Without the pictures, copy all the entries below exactly.

* Start *

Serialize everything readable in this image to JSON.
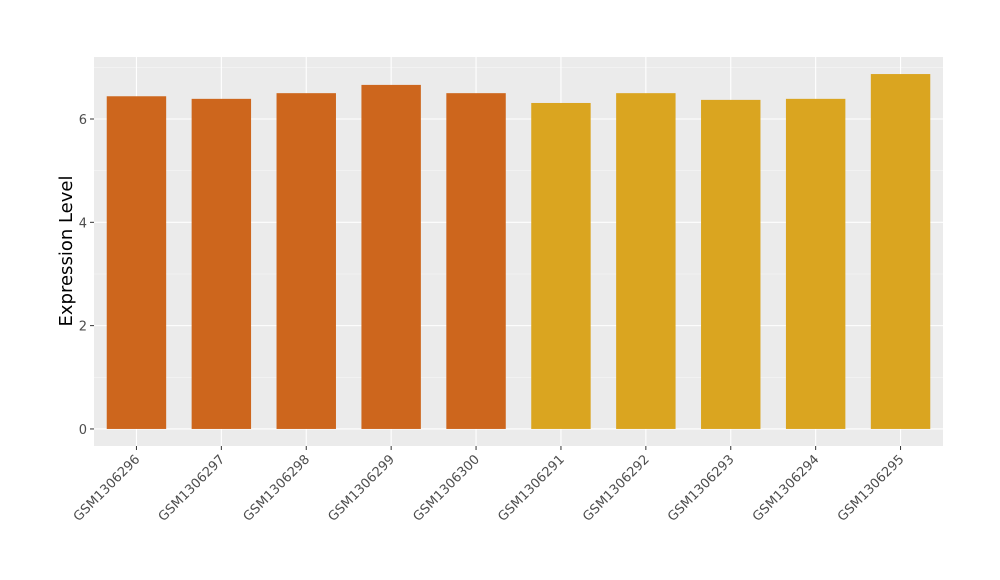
{
  "chart_data": {
    "type": "bar",
    "y_label": "Expression Level",
    "categories": [
      "GSM1306296",
      "GSM1306297",
      "GSM1306298",
      "GSM1306299",
      "GSM1306300",
      "GSM1306291",
      "GSM1306292",
      "GSM1306293",
      "GSM1306294",
      "GSM1306295"
    ],
    "values": [
      6.44,
      6.39,
      6.5,
      6.66,
      6.5,
      6.31,
      6.5,
      6.37,
      6.39,
      6.87
    ],
    "colors": [
      "#CD661D",
      "#CD661D",
      "#CD661D",
      "#CD661D",
      "#CD661D",
      "#DAA520",
      "#DAA520",
      "#DAA520",
      "#DAA520",
      "#DAA520"
    ],
    "ylim": [
      -0.33,
      7.2
    ],
    "yticks": [
      0,
      2,
      4,
      6
    ],
    "minor_yticks": [
      1,
      3,
      5,
      7
    ],
    "grid": true
  }
}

* End *

**CORRECT RESPONSE**
Serialize everything readable in this image to JSON.
{
  "chart_data": {
    "type": "bar",
    "y_label": "Expression Level",
    "categories": [
      "GSM1306296",
      "GSM1306297",
      "GSM1306298",
      "GSM1306299",
      "GSM1306300",
      "GSM1306291",
      "GSM1306292",
      "GSM1306293",
      "GSM1306294",
      "GSM1306295"
    ],
    "values": [
      6.44,
      6.39,
      6.5,
      6.66,
      6.5,
      6.31,
      6.5,
      6.37,
      6.39,
      6.87
    ],
    "colors": [
      "#CD661D",
      "#CD661D",
      "#CD661D",
      "#CD661D",
      "#CD661D",
      "#DAA520",
      "#DAA520",
      "#DAA520",
      "#DAA520",
      "#DAA520"
    ],
    "ylim": [
      -0.33,
      7.2
    ],
    "yticks": [
      0,
      2,
      4,
      6
    ],
    "minor_yticks": [
      1,
      3,
      5,
      7
    ],
    "grid": true
  }
}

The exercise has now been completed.